Identify the lines that contain the string "JSON" and copy all of them.

==== Data supplied

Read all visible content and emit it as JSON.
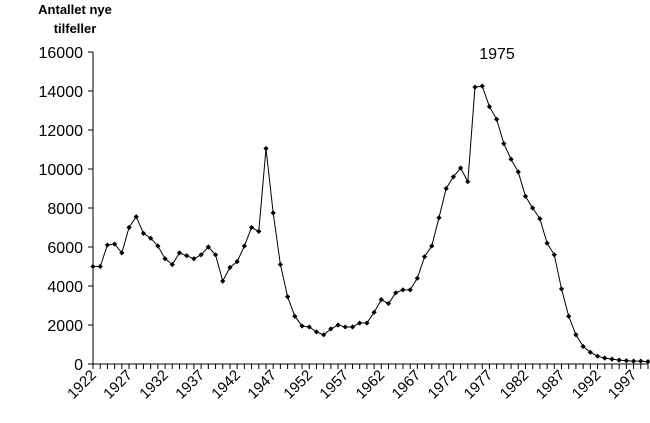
{
  "chart_data": {
    "type": "line",
    "title": "",
    "ylabel": [
      "Antallet nye",
      "tilfeller"
    ],
    "xlabel": "",
    "annotation": "1975",
    "ylim": [
      0,
      16000
    ],
    "yticks": [
      0,
      2000,
      4000,
      6000,
      8000,
      10000,
      12000,
      14000,
      16000
    ],
    "xticks": [
      1922,
      1927,
      1932,
      1937,
      1942,
      1947,
      1952,
      1957,
      1962,
      1967,
      1972,
      1977,
      1982,
      1987,
      1992,
      1997
    ],
    "grid": false,
    "line_color": "#000000",
    "x": [
      1922,
      1923,
      1924,
      1925,
      1926,
      1927,
      1928,
      1929,
      1930,
      1931,
      1932,
      1933,
      1934,
      1935,
      1936,
      1937,
      1938,
      1939,
      1940,
      1941,
      1942,
      1943,
      1944,
      1945,
      1946,
      1947,
      1948,
      1949,
      1950,
      1951,
      1952,
      1953,
      1954,
      1955,
      1956,
      1957,
      1958,
      1959,
      1960,
      1961,
      1962,
      1963,
      1964,
      1965,
      1966,
      1967,
      1968,
      1969,
      1970,
      1971,
      1972,
      1973,
      1974,
      1975,
      1976,
      1977,
      1978,
      1979,
      1980,
      1981,
      1982,
      1983,
      1984,
      1985,
      1986,
      1987,
      1988,
      1989,
      1990,
      1991,
      1992,
      1993,
      1994,
      1995,
      1996,
      1997,
      1998,
      1999
    ],
    "series": [
      {
        "values": [
          5000,
          5000,
          6100,
          6150,
          5700,
          7000,
          7550,
          6700,
          6450,
          6050,
          5400,
          5100,
          5700,
          5550,
          5400,
          5600,
          6000,
          5600,
          4250,
          4950,
          5250,
          6050,
          7000,
          6800,
          11050,
          7750,
          5100,
          3450,
          2450,
          1950,
          1900,
          1650,
          1500,
          1800,
          2000,
          1900,
          1900,
          2100,
          2100,
          2650,
          3300,
          3100,
          3650,
          3800,
          3800,
          4400,
          5500,
          6050,
          7500,
          9000,
          9600,
          10050,
          9350,
          14200,
          14250,
          13200,
          12550,
          11300,
          10500,
          9850,
          8600,
          8000,
          7450,
          6200,
          5600,
          3850,
          2450,
          1500,
          900,
          600,
          400,
          300,
          250,
          200,
          170,
          150,
          150,
          120
        ]
      }
    ]
  }
}
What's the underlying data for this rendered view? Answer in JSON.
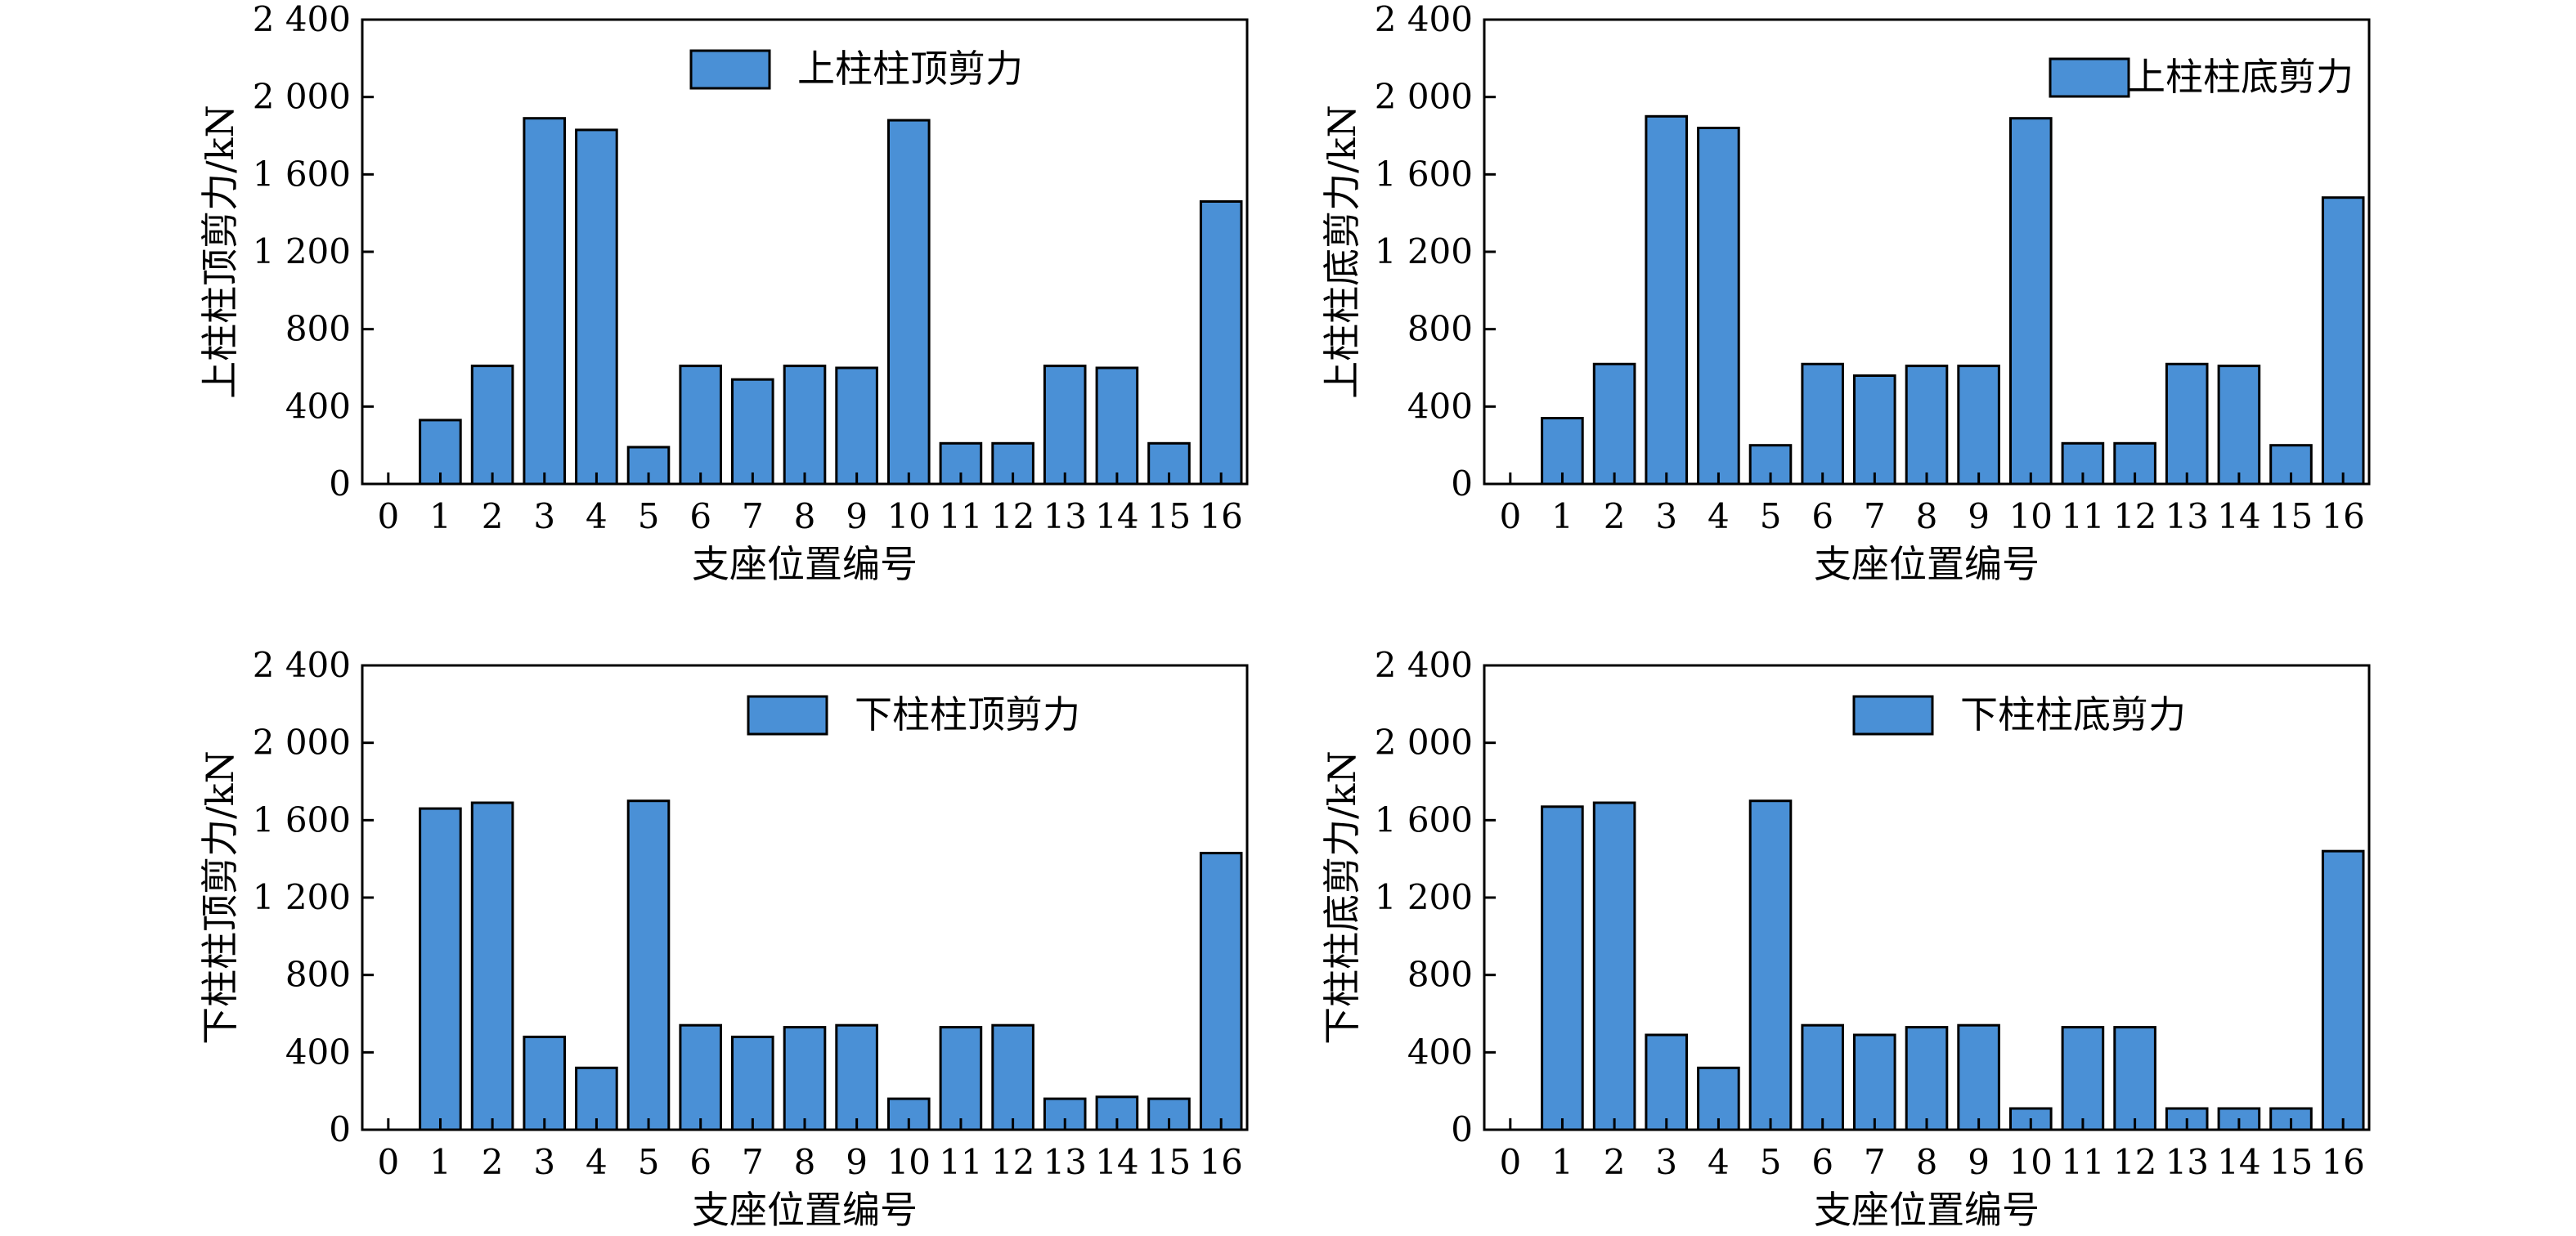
{
  "chart_data": [
    {
      "type": "bar",
      "title": "",
      "xlabel": "支座位置编号",
      "ylabel": "上柱柱顶剪力/kN",
      "categories": [
        "1",
        "2",
        "3",
        "4",
        "5",
        "6",
        "7",
        "8",
        "9",
        "10",
        "11",
        "12",
        "13",
        "14",
        "15",
        "16"
      ],
      "x_ticks": [
        "0",
        "1",
        "2",
        "3",
        "4",
        "5",
        "6",
        "7",
        "8",
        "9",
        "10",
        "11",
        "12",
        "13",
        "14",
        "15",
        "16"
      ],
      "y_ticks": [
        "0",
        "400",
        "800",
        "1 200",
        "1 600",
        "2 000",
        "2 400"
      ],
      "ylim": [
        0,
        2400
      ],
      "grid": false,
      "legend_position": "top-right",
      "series": [
        {
          "name": "上柱柱顶剪力",
          "color": "#4a90d6",
          "values": [
            330,
            610,
            1890,
            1830,
            190,
            610,
            540,
            610,
            600,
            1880,
            210,
            210,
            610,
            600,
            210,
            1460
          ]
        }
      ]
    },
    {
      "type": "bar",
      "title": "",
      "xlabel": "支座位置编号",
      "ylabel": "上柱柱底剪力/kN",
      "categories": [
        "1",
        "2",
        "3",
        "4",
        "5",
        "6",
        "7",
        "8",
        "9",
        "10",
        "11",
        "12",
        "13",
        "14",
        "15",
        "16"
      ],
      "x_ticks": [
        "0",
        "1",
        "2",
        "3",
        "4",
        "5",
        "6",
        "7",
        "8",
        "9",
        "10",
        "11",
        "12",
        "13",
        "14",
        "15",
        "16"
      ],
      "y_ticks": [
        "0",
        "400",
        "800",
        "1 200",
        "1 600",
        "2 000",
        "2 400"
      ],
      "ylim": [
        0,
        2400
      ],
      "grid": false,
      "legend_position": "top-right",
      "series": [
        {
          "name": "上柱柱底剪力",
          "color": "#4a90d6",
          "values": [
            340,
            620,
            1900,
            1840,
            200,
            620,
            560,
            610,
            610,
            1890,
            210,
            210,
            620,
            610,
            200,
            1480
          ]
        }
      ]
    },
    {
      "type": "bar",
      "title": "",
      "xlabel": "支座位置编号",
      "ylabel": "下柱柱顶剪力/kN",
      "categories": [
        "1",
        "2",
        "3",
        "4",
        "5",
        "6",
        "7",
        "8",
        "9",
        "10",
        "11",
        "12",
        "13",
        "14",
        "15",
        "16"
      ],
      "x_ticks": [
        "0",
        "1",
        "2",
        "3",
        "4",
        "5",
        "6",
        "7",
        "8",
        "9",
        "10",
        "11",
        "12",
        "13",
        "14",
        "15",
        "16"
      ],
      "y_ticks": [
        "0",
        "400",
        "800",
        "1 200",
        "1 600",
        "2 000",
        "2 400"
      ],
      "ylim": [
        0,
        2400
      ],
      "grid": false,
      "legend_position": "top-right",
      "series": [
        {
          "name": "下柱柱顶剪力",
          "color": "#4a90d6",
          "values": [
            1660,
            1690,
            480,
            320,
            1700,
            540,
            480,
            530,
            540,
            160,
            530,
            540,
            160,
            170,
            160,
            1430
          ]
        }
      ]
    },
    {
      "type": "bar",
      "title": "",
      "xlabel": "支座位置编号",
      "ylabel": "下柱柱底剪力/kN",
      "categories": [
        "1",
        "2",
        "3",
        "4",
        "5",
        "6",
        "7",
        "8",
        "9",
        "10",
        "11",
        "12",
        "13",
        "14",
        "15",
        "16"
      ],
      "x_ticks": [
        "0",
        "1",
        "2",
        "3",
        "4",
        "5",
        "6",
        "7",
        "8",
        "9",
        "10",
        "11",
        "12",
        "13",
        "14",
        "15",
        "16"
      ],
      "y_ticks": [
        "0",
        "400",
        "800",
        "1 200",
        "1 600",
        "2 000",
        "2 400"
      ],
      "ylim": [
        0,
        2400
      ],
      "grid": false,
      "legend_position": "top-right",
      "series": [
        {
          "name": "下柱柱底剪力",
          "color": "#4a90d6",
          "values": [
            1670,
            1690,
            490,
            320,
            1700,
            540,
            490,
            530,
            540,
            110,
            530,
            530,
            110,
            110,
            110,
            1440
          ]
        }
      ]
    }
  ]
}
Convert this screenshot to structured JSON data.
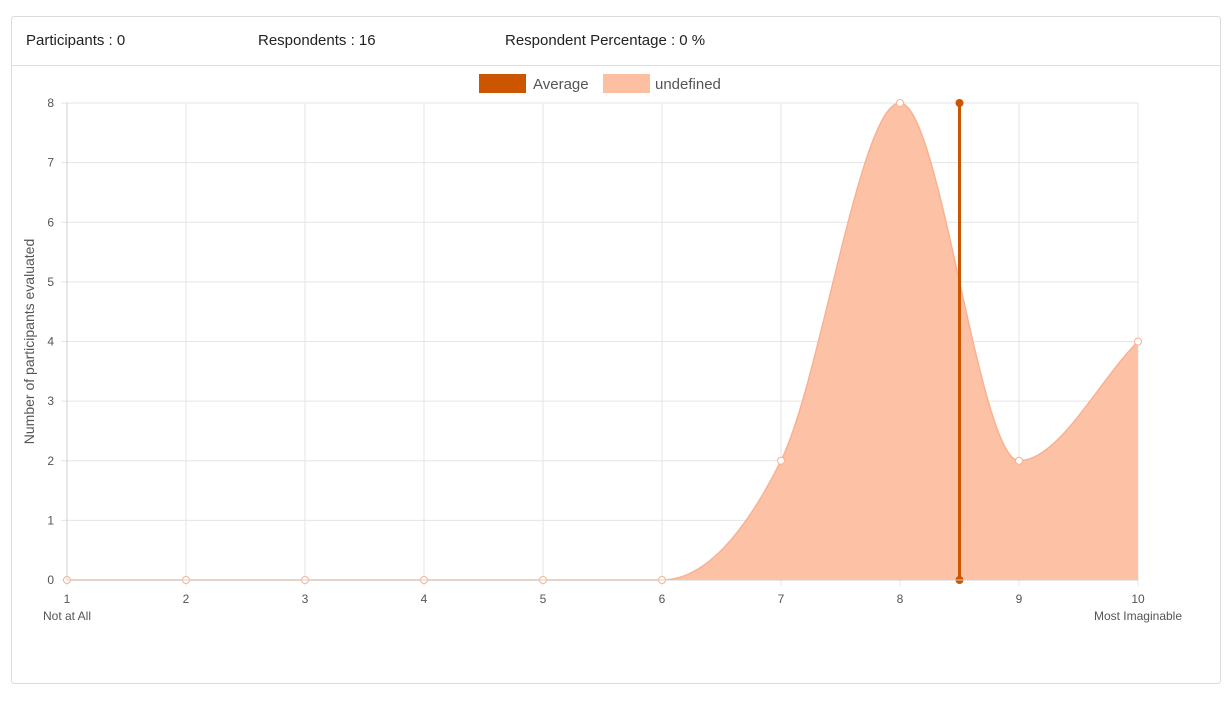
{
  "stats": {
    "participants": "Participants : 0",
    "respondents": "Respondents : 16",
    "respondent_percentage": "Respondent Percentage : 0 %"
  },
  "colors": {
    "average": "#cc5500",
    "distribution_fill": "#fdbfa1",
    "distribution_line": "#f9b190",
    "grid": "#e5e5e5",
    "text": "#555555"
  },
  "chart_data": {
    "type": "area",
    "ylabel": "Number of participants evaluated",
    "xlabel": "",
    "x": [
      1,
      2,
      3,
      4,
      5,
      6,
      7,
      8,
      9,
      10
    ],
    "x_tick_labels": [
      "1",
      "2",
      "3",
      "4",
      "5",
      "6",
      "7",
      "8",
      "9",
      "10"
    ],
    "x_sub_labels": {
      "first": "Not at All",
      "last": "Most Imaginable"
    },
    "ylim": [
      0,
      8
    ],
    "xlim": [
      1,
      10
    ],
    "y_ticks": [
      0,
      1,
      2,
      3,
      4,
      5,
      6,
      7,
      8
    ],
    "grid": true,
    "legend_position": "top",
    "series": [
      {
        "name": "Average",
        "type": "vertical-line",
        "x": 8.5,
        "y_range": [
          0,
          8
        ]
      },
      {
        "name": "undefined",
        "type": "area",
        "values": [
          0,
          0,
          0,
          0,
          0,
          0,
          2,
          8,
          2,
          4
        ]
      }
    ]
  }
}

========

- [Output of the task]
Read all visible content and emit it as JSON.
What's the underlying data for this rendered view? Answer in JSON.
Convert this screenshot to structured JSON data.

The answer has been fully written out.